Your instructions -
Reply only with how many lines contain the word "sharp".

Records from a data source
━━━━━━━━━━
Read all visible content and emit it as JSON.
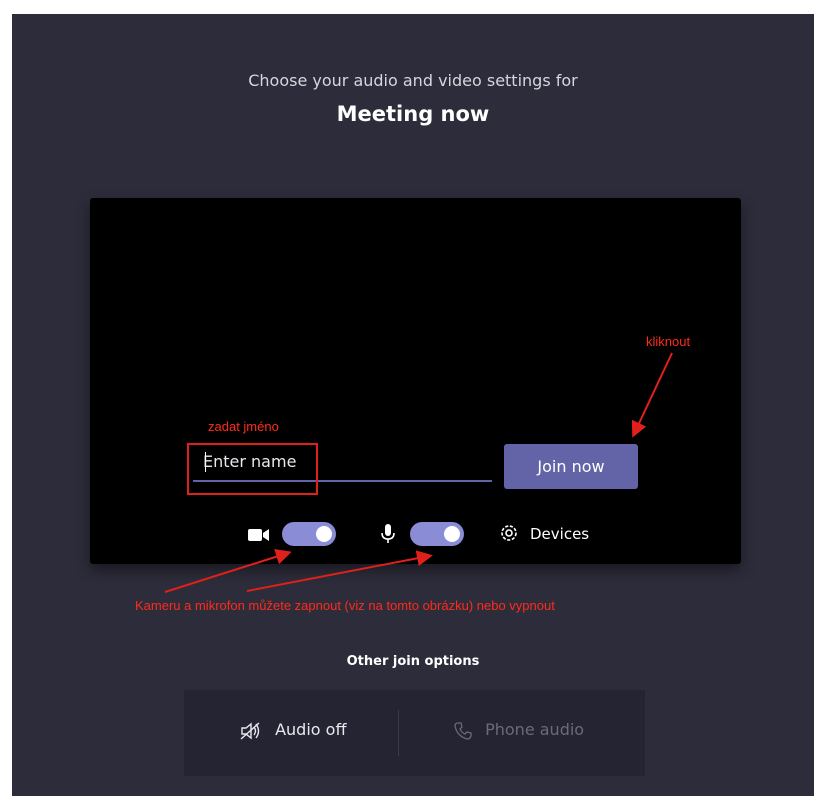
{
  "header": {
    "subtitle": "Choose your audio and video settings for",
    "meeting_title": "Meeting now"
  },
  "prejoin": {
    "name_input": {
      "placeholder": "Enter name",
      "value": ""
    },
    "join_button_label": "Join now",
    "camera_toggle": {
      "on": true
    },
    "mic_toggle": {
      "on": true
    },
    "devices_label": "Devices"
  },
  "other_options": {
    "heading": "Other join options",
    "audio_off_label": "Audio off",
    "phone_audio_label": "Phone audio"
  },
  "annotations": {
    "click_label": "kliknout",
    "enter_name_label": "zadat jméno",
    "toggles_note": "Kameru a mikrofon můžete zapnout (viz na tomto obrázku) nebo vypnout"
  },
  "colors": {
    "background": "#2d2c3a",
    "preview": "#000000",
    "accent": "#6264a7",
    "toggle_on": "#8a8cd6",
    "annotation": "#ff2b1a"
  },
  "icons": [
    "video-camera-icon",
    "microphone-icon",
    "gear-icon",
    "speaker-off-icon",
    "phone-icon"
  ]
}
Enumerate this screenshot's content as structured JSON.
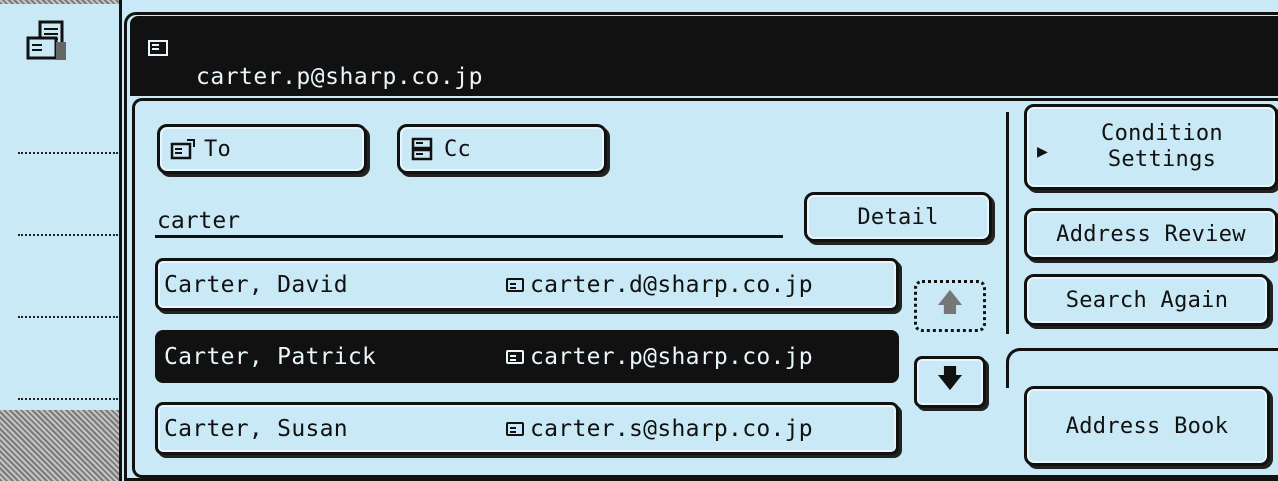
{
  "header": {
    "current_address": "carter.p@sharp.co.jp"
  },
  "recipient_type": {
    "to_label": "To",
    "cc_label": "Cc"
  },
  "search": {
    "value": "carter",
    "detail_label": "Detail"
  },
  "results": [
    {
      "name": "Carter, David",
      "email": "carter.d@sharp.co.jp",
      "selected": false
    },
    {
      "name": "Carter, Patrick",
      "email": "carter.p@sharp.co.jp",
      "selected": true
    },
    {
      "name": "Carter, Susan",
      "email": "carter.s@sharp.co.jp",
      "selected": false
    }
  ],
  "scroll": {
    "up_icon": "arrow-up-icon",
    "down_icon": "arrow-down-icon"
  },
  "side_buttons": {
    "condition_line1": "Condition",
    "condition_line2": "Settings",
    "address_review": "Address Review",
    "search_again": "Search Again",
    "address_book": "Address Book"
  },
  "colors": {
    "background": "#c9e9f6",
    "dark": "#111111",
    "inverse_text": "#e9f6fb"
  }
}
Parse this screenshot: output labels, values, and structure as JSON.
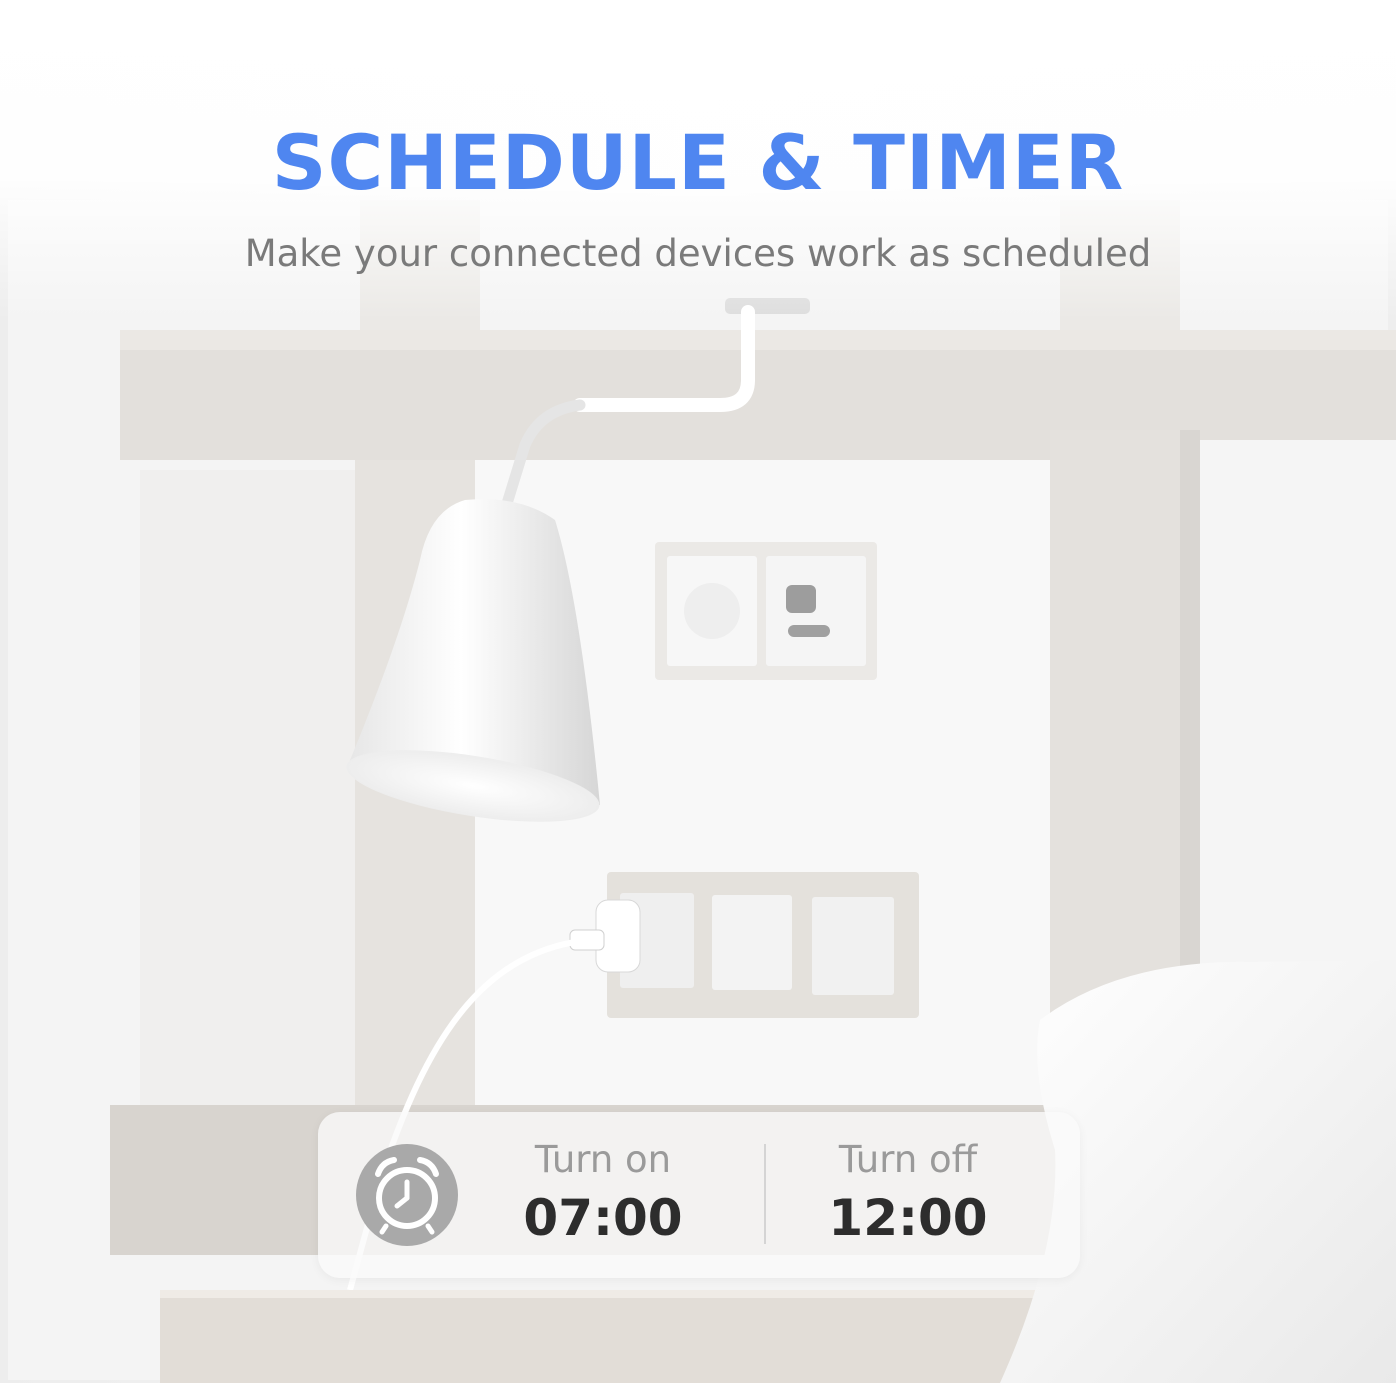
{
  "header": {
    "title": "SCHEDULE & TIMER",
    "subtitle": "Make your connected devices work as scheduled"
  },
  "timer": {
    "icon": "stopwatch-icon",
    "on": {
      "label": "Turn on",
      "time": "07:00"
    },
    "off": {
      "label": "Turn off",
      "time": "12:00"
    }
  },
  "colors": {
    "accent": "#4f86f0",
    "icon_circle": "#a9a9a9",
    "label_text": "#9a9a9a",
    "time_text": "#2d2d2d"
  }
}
━━━━━━━━━━
Response to the exercise -
4